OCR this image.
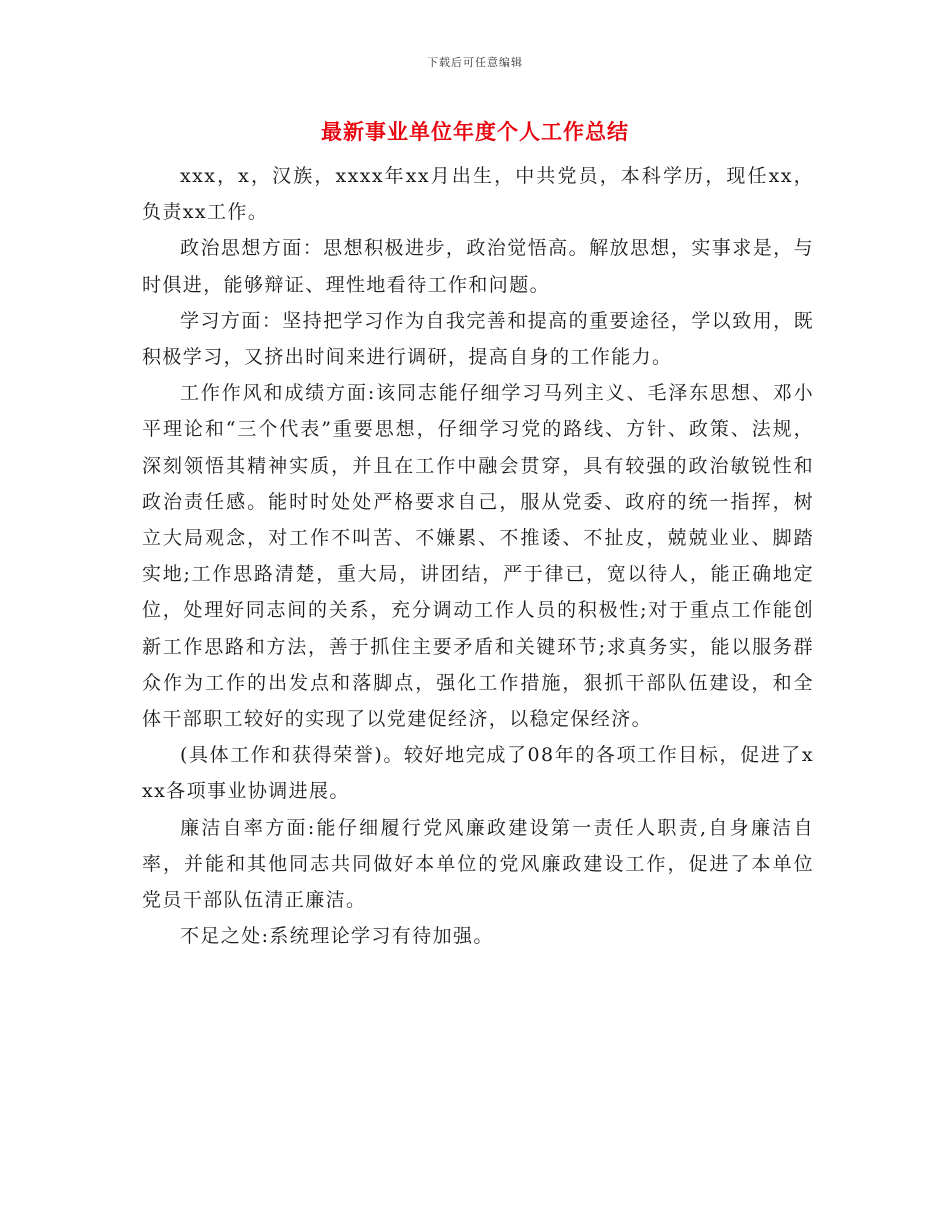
下载后可任意编辑
最新事业单位年度个人工作总结

xxx，x，汉族，xxxx年xx月出生，中共党员，本科学历，现任xx，负责xx工作。

政治思想方面：思想积极进步，政治觉悟高。解放思想，实事求是，与时俱进，能够辩证、理性地看待工作和问题。

学习方面：坚持把学习作为自我完善和提高的重要途径，学以致用，既积极学习，又挤出时间来进行调研，提高自身的工作能力。

工作作风和成绩方面:该同志能仔细学习马列主义、毛泽东思想、邓小平理论和“三个代表”重要思想，仔细学习党的路线、方针、政策、法规，深刻领悟其精神实质，并且在工作中融会贯穿，具有较强的政治敏锐性和政治责任感。能时时处处严格要求自己，服从党委、政府的统一指挥，树立大局观念，对工作不叫苦、不嫌累、不推诿、不扯皮，兢兢业业、脚踏实地;工作思路清楚，重大局，讲团结，严于律已，宽以待人，能正确地定位，处理好同志间的关系，充分调动工作人员的积极性;对于重点工作能创新工作思路和方法，善于抓住主要矛盾和关键环节;求真务实，能以服务群众作为工作的出发点和落脚点，强化工作措施，狠抓干部队伍建设，和全体干部职工较好的实现了以党建促经济，以稳定保经济。

(具体工作和获得荣誉)。较好地完成了08年的各项工作目标，促进了xxx各项事业协调进展。

廉洁自率方面:能仔细履行党风廉政建设第一责任人职责,自身廉洁自率，并能和其他同志共同做好本单位的党风廉政建设工作，促进了本单位党员干部队伍清正廉洁。

不足之处:系统理论学习有待加强。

What you have to do: Take the records above and transcribe them exactly, dropping every picture.

Exercise solution:
OCR this image.
下载后可任意编辑
最新事业单位年度个人工作总结

xxx，x，汉族，xxxx年xx月出生，中共党员，本科学历，现任xx，负责xx工作。

政治思想方面：思想积极进步，政治觉悟高。解放思想，实事求是，与时俱进，能够辩证、理性地看待工作和问题。

学习方面：坚持把学习作为自我完善和提高的重要途径，学以致用，既积极学习，又挤出时间来进行调研，提高自身的工作能力。

工作作风和成绩方面:该同志能仔细学习马列主义、毛泽东思想、邓小平理论和“三个代表”重要思想，仔细学习党的路线、方针、政策、法规，深刻领悟其精神实质，并且在工作中融会贯穿，具有较强的政治敏锐性和政治责任感。能时时处处严格要求自己，服从党委、政府的统一指挥，树立大局观念，对工作不叫苦、不嫌累、不推诿、不扯皮，兢兢业业、脚踏实地;工作思路清楚，重大局，讲团结，严于律已，宽以待人，能正确地定位，处理好同志间的关系，充分调动工作人员的积极性;对于重点工作能创新工作思路和方法，善于抓住主要矛盾和关键环节;求真务实，能以服务群众作为工作的出发点和落脚点，强化工作措施，狠抓干部队伍建设，和全体干部职工较好的实现了以党建促经济，以稳定保经济。

(具体工作和获得荣誉)。较好地完成了08年的各项工作目标，促进了xxx各项事业协调进展。

廉洁自率方面:能仔细履行党风廉政建设第一责任人职责,自身廉洁自率，并能和其他同志共同做好本单位的党风廉政建设工作，促进了本单位党员干部队伍清正廉洁。

不足之处:系统理论学习有待加强。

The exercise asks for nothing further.